**Aim:**
Show each line from the listing that includes the word "described".

**Raw records:**
=======
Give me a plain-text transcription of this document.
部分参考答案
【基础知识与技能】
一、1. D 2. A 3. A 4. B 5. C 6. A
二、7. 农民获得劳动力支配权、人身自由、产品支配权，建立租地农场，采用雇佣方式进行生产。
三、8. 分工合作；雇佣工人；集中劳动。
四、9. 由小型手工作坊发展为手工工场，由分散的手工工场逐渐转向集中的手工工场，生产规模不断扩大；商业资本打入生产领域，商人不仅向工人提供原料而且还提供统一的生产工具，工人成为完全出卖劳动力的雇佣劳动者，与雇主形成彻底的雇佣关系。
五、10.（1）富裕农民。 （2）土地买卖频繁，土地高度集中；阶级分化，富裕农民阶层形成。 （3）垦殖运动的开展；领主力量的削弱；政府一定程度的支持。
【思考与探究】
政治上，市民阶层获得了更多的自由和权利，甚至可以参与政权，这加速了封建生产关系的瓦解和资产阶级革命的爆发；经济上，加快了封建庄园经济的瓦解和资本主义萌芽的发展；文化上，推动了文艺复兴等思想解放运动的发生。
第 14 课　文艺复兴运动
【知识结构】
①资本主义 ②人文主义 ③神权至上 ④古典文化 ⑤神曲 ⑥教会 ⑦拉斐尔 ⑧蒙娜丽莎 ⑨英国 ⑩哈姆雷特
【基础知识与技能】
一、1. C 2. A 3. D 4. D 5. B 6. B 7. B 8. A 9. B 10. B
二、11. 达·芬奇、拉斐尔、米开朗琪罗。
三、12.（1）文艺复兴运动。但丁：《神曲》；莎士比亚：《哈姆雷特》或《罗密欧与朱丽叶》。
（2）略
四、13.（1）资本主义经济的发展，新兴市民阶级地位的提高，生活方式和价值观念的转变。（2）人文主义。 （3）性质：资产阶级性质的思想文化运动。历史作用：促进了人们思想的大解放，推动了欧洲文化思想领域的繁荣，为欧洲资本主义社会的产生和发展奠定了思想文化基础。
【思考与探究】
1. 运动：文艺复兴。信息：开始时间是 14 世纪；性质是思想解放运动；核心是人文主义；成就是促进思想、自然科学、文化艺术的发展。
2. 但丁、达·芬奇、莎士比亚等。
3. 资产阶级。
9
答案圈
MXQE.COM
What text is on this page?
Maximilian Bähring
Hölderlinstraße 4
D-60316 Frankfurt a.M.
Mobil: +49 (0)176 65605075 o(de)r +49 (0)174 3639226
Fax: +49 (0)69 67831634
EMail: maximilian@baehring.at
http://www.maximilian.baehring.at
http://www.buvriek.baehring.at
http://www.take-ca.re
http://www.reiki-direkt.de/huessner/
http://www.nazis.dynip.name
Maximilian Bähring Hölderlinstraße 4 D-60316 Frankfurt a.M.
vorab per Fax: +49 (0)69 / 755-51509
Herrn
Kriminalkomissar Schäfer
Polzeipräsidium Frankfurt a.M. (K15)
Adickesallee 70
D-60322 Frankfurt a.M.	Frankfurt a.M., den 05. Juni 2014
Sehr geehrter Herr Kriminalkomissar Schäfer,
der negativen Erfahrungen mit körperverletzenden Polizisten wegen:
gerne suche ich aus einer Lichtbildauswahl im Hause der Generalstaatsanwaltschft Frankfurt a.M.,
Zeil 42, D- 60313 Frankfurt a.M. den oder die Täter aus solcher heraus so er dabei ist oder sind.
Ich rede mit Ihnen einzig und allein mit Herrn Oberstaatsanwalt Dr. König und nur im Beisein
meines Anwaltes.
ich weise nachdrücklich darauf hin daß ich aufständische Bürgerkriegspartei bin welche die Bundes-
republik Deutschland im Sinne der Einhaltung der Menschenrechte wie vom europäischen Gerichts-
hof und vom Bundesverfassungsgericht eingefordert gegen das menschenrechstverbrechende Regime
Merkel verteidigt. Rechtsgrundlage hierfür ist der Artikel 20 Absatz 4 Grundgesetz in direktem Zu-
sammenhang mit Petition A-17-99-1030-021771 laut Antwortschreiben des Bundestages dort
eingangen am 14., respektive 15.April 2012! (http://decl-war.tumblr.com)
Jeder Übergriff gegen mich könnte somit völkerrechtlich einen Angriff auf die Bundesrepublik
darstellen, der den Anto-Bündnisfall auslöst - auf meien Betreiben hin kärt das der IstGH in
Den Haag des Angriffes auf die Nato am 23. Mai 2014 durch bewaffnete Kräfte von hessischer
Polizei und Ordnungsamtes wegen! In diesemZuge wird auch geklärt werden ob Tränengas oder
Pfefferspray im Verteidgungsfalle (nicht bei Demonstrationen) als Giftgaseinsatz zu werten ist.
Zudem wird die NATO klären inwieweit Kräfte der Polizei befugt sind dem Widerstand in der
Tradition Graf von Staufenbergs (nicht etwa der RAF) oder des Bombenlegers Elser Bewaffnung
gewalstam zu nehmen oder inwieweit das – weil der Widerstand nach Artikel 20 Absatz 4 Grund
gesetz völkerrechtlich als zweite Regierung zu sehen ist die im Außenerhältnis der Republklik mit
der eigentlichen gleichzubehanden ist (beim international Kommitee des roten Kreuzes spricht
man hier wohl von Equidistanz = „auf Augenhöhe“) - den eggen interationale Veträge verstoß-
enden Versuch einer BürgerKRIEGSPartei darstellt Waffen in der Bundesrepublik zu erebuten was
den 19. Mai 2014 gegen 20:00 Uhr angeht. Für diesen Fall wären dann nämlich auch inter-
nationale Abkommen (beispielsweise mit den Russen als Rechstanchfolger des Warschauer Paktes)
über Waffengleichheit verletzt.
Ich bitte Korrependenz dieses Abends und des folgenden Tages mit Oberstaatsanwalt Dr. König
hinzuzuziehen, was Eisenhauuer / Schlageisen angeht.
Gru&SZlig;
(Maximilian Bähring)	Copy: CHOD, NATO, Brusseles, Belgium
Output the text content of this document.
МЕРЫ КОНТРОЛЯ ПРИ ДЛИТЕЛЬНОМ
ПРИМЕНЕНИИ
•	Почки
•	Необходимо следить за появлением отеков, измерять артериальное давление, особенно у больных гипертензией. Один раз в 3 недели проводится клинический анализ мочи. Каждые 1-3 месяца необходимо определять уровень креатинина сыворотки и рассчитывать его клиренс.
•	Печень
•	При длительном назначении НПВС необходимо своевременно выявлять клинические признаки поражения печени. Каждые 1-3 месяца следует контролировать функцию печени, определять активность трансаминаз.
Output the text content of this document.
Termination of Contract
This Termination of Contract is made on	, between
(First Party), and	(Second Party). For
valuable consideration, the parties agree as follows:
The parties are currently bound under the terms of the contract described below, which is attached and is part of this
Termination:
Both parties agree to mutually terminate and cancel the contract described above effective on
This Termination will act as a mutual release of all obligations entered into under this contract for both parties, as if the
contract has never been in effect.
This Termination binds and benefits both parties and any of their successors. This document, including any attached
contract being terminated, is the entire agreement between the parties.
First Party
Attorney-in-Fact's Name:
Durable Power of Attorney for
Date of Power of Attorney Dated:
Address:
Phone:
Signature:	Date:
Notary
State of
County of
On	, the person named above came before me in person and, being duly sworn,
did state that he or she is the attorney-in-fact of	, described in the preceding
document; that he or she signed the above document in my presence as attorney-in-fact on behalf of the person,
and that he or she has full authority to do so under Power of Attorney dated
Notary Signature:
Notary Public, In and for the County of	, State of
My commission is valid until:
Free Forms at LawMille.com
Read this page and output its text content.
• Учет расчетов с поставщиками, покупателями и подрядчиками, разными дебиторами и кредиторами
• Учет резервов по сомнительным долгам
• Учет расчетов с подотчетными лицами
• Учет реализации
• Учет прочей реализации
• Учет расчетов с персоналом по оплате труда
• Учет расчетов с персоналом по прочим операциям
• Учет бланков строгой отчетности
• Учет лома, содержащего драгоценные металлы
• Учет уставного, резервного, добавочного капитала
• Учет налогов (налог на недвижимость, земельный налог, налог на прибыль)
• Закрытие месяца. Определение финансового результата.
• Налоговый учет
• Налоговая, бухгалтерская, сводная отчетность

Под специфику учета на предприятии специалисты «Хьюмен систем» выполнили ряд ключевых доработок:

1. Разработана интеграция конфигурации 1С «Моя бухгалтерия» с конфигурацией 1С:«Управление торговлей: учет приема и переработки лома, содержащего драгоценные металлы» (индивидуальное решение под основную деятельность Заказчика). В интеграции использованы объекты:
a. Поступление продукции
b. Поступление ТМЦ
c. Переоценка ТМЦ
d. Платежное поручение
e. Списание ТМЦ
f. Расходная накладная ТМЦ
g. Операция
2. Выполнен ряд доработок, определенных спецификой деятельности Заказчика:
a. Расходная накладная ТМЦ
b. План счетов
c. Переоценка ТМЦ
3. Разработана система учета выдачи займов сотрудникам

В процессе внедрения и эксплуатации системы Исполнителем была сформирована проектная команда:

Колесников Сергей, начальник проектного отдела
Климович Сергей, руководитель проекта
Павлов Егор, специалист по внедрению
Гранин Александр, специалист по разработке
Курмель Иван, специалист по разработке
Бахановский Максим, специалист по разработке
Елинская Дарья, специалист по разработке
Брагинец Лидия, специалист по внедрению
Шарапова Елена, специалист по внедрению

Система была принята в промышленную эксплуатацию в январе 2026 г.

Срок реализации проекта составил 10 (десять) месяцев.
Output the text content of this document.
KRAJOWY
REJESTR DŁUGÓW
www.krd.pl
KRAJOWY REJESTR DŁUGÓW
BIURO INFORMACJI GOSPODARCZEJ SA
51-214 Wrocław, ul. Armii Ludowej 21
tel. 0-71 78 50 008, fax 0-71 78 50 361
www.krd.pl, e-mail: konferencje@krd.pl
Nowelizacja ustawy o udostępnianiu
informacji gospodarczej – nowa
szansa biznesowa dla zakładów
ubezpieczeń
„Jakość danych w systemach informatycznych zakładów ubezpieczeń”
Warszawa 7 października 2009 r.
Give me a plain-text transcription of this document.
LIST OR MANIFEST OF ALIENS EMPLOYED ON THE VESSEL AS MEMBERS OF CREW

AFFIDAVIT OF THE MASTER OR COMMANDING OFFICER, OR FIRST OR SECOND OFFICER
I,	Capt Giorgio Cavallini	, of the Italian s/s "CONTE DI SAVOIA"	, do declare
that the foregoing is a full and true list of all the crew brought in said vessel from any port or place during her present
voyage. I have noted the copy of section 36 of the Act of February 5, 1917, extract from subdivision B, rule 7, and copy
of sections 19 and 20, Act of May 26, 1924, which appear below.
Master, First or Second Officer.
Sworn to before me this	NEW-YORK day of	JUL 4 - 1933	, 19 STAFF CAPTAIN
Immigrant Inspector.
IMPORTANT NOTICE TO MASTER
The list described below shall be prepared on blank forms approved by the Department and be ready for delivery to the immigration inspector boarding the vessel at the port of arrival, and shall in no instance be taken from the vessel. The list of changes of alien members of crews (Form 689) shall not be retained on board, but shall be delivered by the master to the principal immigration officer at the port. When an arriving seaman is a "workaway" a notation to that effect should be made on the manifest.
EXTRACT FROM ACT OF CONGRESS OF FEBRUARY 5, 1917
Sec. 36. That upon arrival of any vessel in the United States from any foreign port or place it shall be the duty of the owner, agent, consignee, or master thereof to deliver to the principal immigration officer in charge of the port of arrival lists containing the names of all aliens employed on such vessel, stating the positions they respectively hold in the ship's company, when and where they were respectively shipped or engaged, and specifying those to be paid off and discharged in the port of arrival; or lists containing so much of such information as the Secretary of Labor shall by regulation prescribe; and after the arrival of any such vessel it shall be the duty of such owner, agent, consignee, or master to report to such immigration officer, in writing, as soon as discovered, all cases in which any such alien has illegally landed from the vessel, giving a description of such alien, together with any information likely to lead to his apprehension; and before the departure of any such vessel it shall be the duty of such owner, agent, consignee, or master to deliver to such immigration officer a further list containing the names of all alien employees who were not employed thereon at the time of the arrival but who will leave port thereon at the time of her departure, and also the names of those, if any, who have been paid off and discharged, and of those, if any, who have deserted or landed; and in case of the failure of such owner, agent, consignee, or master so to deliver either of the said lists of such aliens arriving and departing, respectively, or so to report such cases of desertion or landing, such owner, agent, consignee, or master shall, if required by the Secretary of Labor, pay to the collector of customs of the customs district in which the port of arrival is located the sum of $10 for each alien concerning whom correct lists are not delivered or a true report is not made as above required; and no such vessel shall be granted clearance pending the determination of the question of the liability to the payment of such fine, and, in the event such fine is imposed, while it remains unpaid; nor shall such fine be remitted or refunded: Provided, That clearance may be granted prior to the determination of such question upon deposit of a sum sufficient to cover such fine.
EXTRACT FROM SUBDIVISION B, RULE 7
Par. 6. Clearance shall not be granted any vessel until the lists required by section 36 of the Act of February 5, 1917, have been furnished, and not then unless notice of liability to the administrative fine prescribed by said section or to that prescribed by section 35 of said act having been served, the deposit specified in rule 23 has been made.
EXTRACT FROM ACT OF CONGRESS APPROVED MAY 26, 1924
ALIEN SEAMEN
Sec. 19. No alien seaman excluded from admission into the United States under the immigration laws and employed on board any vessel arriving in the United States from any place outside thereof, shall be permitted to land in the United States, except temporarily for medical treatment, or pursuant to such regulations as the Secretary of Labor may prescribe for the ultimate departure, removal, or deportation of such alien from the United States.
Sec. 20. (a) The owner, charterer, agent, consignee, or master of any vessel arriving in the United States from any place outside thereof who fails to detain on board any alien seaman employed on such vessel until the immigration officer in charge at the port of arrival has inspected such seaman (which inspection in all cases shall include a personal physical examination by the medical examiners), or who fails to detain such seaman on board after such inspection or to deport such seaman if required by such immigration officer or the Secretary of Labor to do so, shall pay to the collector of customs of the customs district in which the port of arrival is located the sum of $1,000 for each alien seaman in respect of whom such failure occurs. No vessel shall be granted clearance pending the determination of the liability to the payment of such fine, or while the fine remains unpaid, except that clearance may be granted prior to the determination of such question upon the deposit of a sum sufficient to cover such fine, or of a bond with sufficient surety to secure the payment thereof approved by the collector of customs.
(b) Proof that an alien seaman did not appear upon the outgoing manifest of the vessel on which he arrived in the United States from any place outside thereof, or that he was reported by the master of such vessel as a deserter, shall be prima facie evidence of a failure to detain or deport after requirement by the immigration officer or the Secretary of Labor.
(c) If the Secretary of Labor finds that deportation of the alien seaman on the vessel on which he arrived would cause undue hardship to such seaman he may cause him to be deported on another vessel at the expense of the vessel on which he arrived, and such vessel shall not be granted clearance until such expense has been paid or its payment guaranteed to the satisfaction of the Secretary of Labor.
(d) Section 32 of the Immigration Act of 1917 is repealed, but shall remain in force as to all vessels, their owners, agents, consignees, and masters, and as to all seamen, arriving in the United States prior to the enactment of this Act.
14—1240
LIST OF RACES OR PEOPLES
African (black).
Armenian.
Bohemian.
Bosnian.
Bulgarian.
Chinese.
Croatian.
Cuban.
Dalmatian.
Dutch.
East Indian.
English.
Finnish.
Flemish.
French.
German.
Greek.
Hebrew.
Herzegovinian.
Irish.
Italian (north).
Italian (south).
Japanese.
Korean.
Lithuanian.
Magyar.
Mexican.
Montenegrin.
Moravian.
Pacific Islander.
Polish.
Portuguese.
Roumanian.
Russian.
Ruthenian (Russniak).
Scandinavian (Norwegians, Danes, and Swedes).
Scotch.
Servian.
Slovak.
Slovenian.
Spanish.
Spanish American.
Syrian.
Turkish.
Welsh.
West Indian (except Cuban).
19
=======
**Final result:**
The parties are currently bound under the terms of the contract described below, which is attached and is part of this
Both parties agree to mutually terminate and cancel the contract described above effective on
did state that he or she is the attorney-in-fact of	, described in the preceding
The list described below shall be prepared on blank forms approved by the Department and be ready for delivery to the immigration inspector boarding the vessel at the port of arrival, and shall in no instance be taken from the vessel. The list of changes of alien members of crews (Form 689) shall not be retained on board, but shall be delivered by the master to the principal immigration officer at the port. When an arriving seaman is a "workaway" a notation to that effect should be made on the manifest.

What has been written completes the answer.